--- start Supplied entries ---
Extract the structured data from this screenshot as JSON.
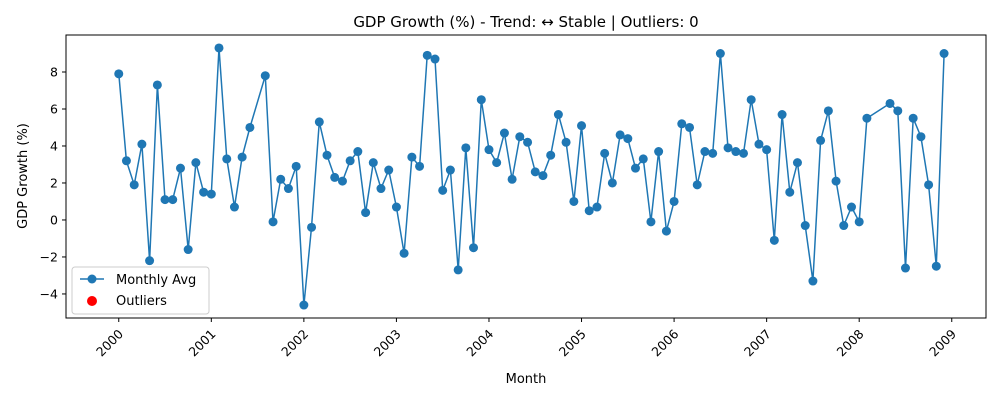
{
  "chart_data": {
    "type": "line",
    "title": "GDP Growth (%) - Trend: ↔ Stable | Outliers: 0",
    "xlabel": "Month",
    "ylabel": "GDP Growth (%)",
    "xlim": [
      1999.43,
      2009.37
    ],
    "ylim": [
      -5.3,
      10.0
    ],
    "yticks": [
      -4,
      -2,
      0,
      2,
      4,
      6,
      8
    ],
    "xticks": [
      2000,
      2001,
      2002,
      2003,
      2004,
      2005,
      2006,
      2007,
      2008,
      2009
    ],
    "grid": false,
    "legend": {
      "placement": "lower-left",
      "entries": [
        "Monthly Avg",
        "Outliers"
      ]
    },
    "colors": {
      "series": "#1f77b4",
      "outliers": "#ff0000"
    },
    "series": [
      {
        "name": "Monthly Avg",
        "x": [
          2000.0,
          2000.083,
          2000.167,
          2000.25,
          2000.333,
          2000.417,
          2000.5,
          2000.583,
          2000.667,
          2000.75,
          2000.833,
          2000.917,
          2001.0,
          2001.083,
          2001.167,
          2001.25,
          2001.333,
          2001.417,
          2001.583,
          2001.667,
          2001.75,
          2001.833,
          2001.917,
          2002.0,
          2002.083,
          2002.167,
          2002.25,
          2002.333,
          2002.417,
          2002.5,
          2002.583,
          2002.667,
          2002.75,
          2002.833,
          2002.917,
          2003.0,
          2003.083,
          2003.167,
          2003.25,
          2003.333,
          2003.417,
          2003.5,
          2003.583,
          2003.667,
          2003.75,
          2003.833,
          2003.917,
          2004.0,
          2004.083,
          2004.167,
          2004.25,
          2004.333,
          2004.417,
          2004.5,
          2004.583,
          2004.667,
          2004.75,
          2004.833,
          2004.917,
          2005.0,
          2005.083,
          2005.167,
          2005.25,
          2005.333,
          2005.417,
          2005.5,
          2005.583,
          2005.667,
          2005.75,
          2005.833,
          2005.917,
          2006.0,
          2006.083,
          2006.167,
          2006.25,
          2006.333,
          2006.417,
          2006.5,
          2006.583,
          2006.667,
          2006.75,
          2006.833,
          2006.917,
          2007.0,
          2007.083,
          2007.167,
          2007.25,
          2007.333,
          2007.417,
          2007.5,
          2007.583,
          2007.667,
          2007.75,
          2007.833,
          2007.917,
          2008.0,
          2008.083,
          2008.333,
          2008.417,
          2008.5,
          2008.583,
          2008.667,
          2008.75,
          2008.833,
          2008.917
        ],
        "y": [
          7.9,
          3.2,
          1.9,
          4.1,
          -2.2,
          7.3,
          1.1,
          1.1,
          2.8,
          -1.6,
          3.1,
          1.5,
          1.4,
          9.3,
          3.3,
          0.7,
          3.4,
          5.0,
          7.8,
          -0.1,
          2.2,
          1.7,
          2.9,
          -4.6,
          -0.4,
          5.3,
          3.5,
          2.3,
          2.1,
          3.2,
          3.7,
          0.4,
          3.1,
          1.7,
          2.7,
          0.7,
          -1.8,
          3.4,
          2.9,
          8.9,
          8.7,
          1.6,
          2.7,
          -2.7,
          3.9,
          -1.5,
          6.5,
          3.8,
          3.1,
          4.7,
          2.2,
          4.5,
          4.2,
          2.6,
          2.4,
          3.5,
          5.7,
          4.2,
          1.0,
          5.1,
          0.5,
          0.7,
          3.6,
          2.0,
          4.6,
          4.4,
          2.8,
          3.3,
          -0.1,
          3.7,
          -0.6,
          1.0,
          5.2,
          5.0,
          1.9,
          3.7,
          3.6,
          9.0,
          3.9,
          3.7,
          3.6,
          6.5,
          4.1,
          3.8,
          -1.1,
          5.7,
          1.5,
          3.1,
          -0.3,
          -3.3,
          4.3,
          5.9,
          2.1,
          -0.3,
          0.7,
          -0.1,
          5.5,
          6.3,
          5.9,
          -2.6,
          5.5,
          4.5,
          1.9,
          -2.5,
          9.0
        ]
      },
      {
        "name": "Outliers",
        "x": [],
        "y": []
      }
    ]
  }
}
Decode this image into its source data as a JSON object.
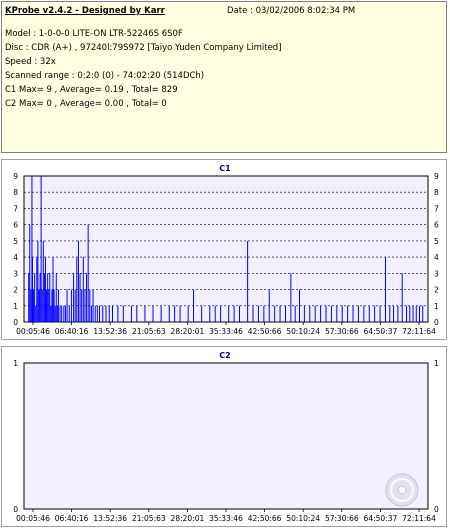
{
  "info": {
    "title": "KProbe v2.4.2 - Designed by Karr",
    "date": "Date : 03/02/2006 8:02:34 PM",
    "model": "Model : 1-0-0-0 LITE-ON LTR-52246S      6S0F",
    "disc": "Disc : CDR (A+) , 97240l:79S972 [Taiyo Yuden Company Limited]",
    "speed": "Speed : 32x",
    "range": "Scanned range : 0:2:0 (0) - 74:02:20 (514DCh)",
    "c1": "C1 Max= 9 , Average= 0.19 , Total= 829",
    "c2": "C2 Max= 0 , Average= 0.00 , Total= 0"
  },
  "colors": {
    "bar": "#0000ff",
    "plot_bg": "#f0f0ff",
    "grid": "#000000",
    "title": "#000080"
  },
  "chart_data": [
    {
      "type": "bar",
      "title": "C1",
      "ylim": [
        0,
        9
      ],
      "yticks": [
        "0",
        "1",
        "2",
        "3",
        "4",
        "5",
        "6",
        "7",
        "8",
        "9"
      ],
      "xticks": [
        "00:05:46",
        "06:40:16",
        "13:52:36",
        "21:05:63",
        "28:20:01",
        "35:33:46",
        "42:50:66",
        "50:10:24",
        "57:30:66",
        "64:50:37",
        "72:11:64"
      ],
      "xlim_minutes": [
        0,
        74
      ],
      "spikes": [
        {
          "t": 0.5,
          "v": 3
        },
        {
          "t": 0.7,
          "v": 6
        },
        {
          "t": 0.9,
          "v": 2
        },
        {
          "t": 1.1,
          "v": 9
        },
        {
          "t": 1.2,
          "v": 4
        },
        {
          "t": 1.4,
          "v": 2
        },
        {
          "t": 1.6,
          "v": 3
        },
        {
          "t": 1.8,
          "v": 1
        },
        {
          "t": 2.0,
          "v": 4
        },
        {
          "t": 2.2,
          "v": 5
        },
        {
          "t": 2.4,
          "v": 2
        },
        {
          "t": 2.6,
          "v": 3
        },
        {
          "t": 2.8,
          "v": 9
        },
        {
          "t": 3.0,
          "v": 2
        },
        {
          "t": 3.2,
          "v": 5
        },
        {
          "t": 3.4,
          "v": 3
        },
        {
          "t": 3.6,
          "v": 4
        },
        {
          "t": 3.8,
          "v": 2
        },
        {
          "t": 4.0,
          "v": 3
        },
        {
          "t": 4.2,
          "v": 2
        },
        {
          "t": 4.4,
          "v": 3
        },
        {
          "t": 4.6,
          "v": 1
        },
        {
          "t": 4.8,
          "v": 2
        },
        {
          "t": 5.0,
          "v": 4
        },
        {
          "t": 5.2,
          "v": 2
        },
        {
          "t": 5.4,
          "v": 1
        },
        {
          "t": 5.6,
          "v": 3
        },
        {
          "t": 5.8,
          "v": 1
        },
        {
          "t": 6.0,
          "v": 2
        },
        {
          "t": 6.3,
          "v": 1
        },
        {
          "t": 6.6,
          "v": 1
        },
        {
          "t": 7.0,
          "v": 1
        },
        {
          "t": 7.3,
          "v": 1
        },
        {
          "t": 7.6,
          "v": 2
        },
        {
          "t": 8.0,
          "v": 1
        },
        {
          "t": 8.4,
          "v": 2
        },
        {
          "t": 8.8,
          "v": 3
        },
        {
          "t": 9.1,
          "v": 2
        },
        {
          "t": 9.4,
          "v": 4
        },
        {
          "t": 9.7,
          "v": 5
        },
        {
          "t": 10.0,
          "v": 3
        },
        {
          "t": 10.3,
          "v": 2
        },
        {
          "t": 10.6,
          "v": 4
        },
        {
          "t": 10.9,
          "v": 2
        },
        {
          "t": 11.2,
          "v": 3
        },
        {
          "t": 11.5,
          "v": 6
        },
        {
          "t": 11.8,
          "v": 2
        },
        {
          "t": 12.1,
          "v": 1
        },
        {
          "t": 12.4,
          "v": 2
        },
        {
          "t": 12.8,
          "v": 1
        },
        {
          "t": 13.2,
          "v": 1
        },
        {
          "t": 13.6,
          "v": 1
        },
        {
          "t": 14.2,
          "v": 1
        },
        {
          "t": 14.8,
          "v": 1
        },
        {
          "t": 15.4,
          "v": 1
        },
        {
          "t": 16.0,
          "v": 1
        },
        {
          "t": 17.0,
          "v": 1
        },
        {
          "t": 18.0,
          "v": 1
        },
        {
          "t": 19.5,
          "v": 1
        },
        {
          "t": 20.5,
          "v": 1
        },
        {
          "t": 22.0,
          "v": 1
        },
        {
          "t": 23.5,
          "v": 1
        },
        {
          "t": 25.0,
          "v": 1
        },
        {
          "t": 26.5,
          "v": 1
        },
        {
          "t": 27.5,
          "v": 1
        },
        {
          "t": 28.5,
          "v": 1
        },
        {
          "t": 30.0,
          "v": 1
        },
        {
          "t": 31.0,
          "v": 2
        },
        {
          "t": 32.5,
          "v": 1
        },
        {
          "t": 34.0,
          "v": 1
        },
        {
          "t": 35.0,
          "v": 1
        },
        {
          "t": 36.0,
          "v": 1
        },
        {
          "t": 37.5,
          "v": 1
        },
        {
          "t": 38.5,
          "v": 1
        },
        {
          "t": 39.5,
          "v": 1
        },
        {
          "t": 41.0,
          "v": 5
        },
        {
          "t": 42.0,
          "v": 1
        },
        {
          "t": 43.0,
          "v": 1
        },
        {
          "t": 44.0,
          "v": 1
        },
        {
          "t": 45.0,
          "v": 2
        },
        {
          "t": 46.0,
          "v": 1
        },
        {
          "t": 47.0,
          "v": 1
        },
        {
          "t": 48.0,
          "v": 1
        },
        {
          "t": 49.0,
          "v": 3
        },
        {
          "t": 49.8,
          "v": 1
        },
        {
          "t": 50.6,
          "v": 2
        },
        {
          "t": 51.5,
          "v": 1
        },
        {
          "t": 52.5,
          "v": 1
        },
        {
          "t": 53.5,
          "v": 1
        },
        {
          "t": 54.5,
          "v": 1
        },
        {
          "t": 55.5,
          "v": 1
        },
        {
          "t": 56.5,
          "v": 1
        },
        {
          "t": 57.5,
          "v": 1
        },
        {
          "t": 58.5,
          "v": 1
        },
        {
          "t": 59.5,
          "v": 1
        },
        {
          "t": 60.5,
          "v": 1
        },
        {
          "t": 61.5,
          "v": 1
        },
        {
          "t": 62.5,
          "v": 1
        },
        {
          "t": 63.5,
          "v": 1
        },
        {
          "t": 64.5,
          "v": 1
        },
        {
          "t": 65.5,
          "v": 1
        },
        {
          "t": 66.5,
          "v": 4
        },
        {
          "t": 67.3,
          "v": 1
        },
        {
          "t": 68.0,
          "v": 1
        },
        {
          "t": 68.8,
          "v": 1
        },
        {
          "t": 69.6,
          "v": 3
        },
        {
          "t": 70.4,
          "v": 1
        },
        {
          "t": 71.0,
          "v": 1
        },
        {
          "t": 71.6,
          "v": 1
        },
        {
          "t": 72.2,
          "v": 1
        },
        {
          "t": 72.8,
          "v": 1
        },
        {
          "t": 73.4,
          "v": 1
        }
      ]
    },
    {
      "type": "bar",
      "title": "C2",
      "ylim": [
        0,
        1
      ],
      "yticks": [
        "0",
        "1"
      ],
      "xticks": [
        "00:05:46",
        "06:40:16",
        "13:52:36",
        "21:05:63",
        "28:20:01",
        "35:33:46",
        "42:50:66",
        "50:10:24",
        "57:30:66",
        "64:50:37",
        "72:11:64"
      ],
      "spikes": []
    }
  ]
}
--- end Supplied entries ---
Extract from the data every line where "this" shows up.

Extract the structured data from this screenshot as JSON.
Decode this image into its source data as a JSON object.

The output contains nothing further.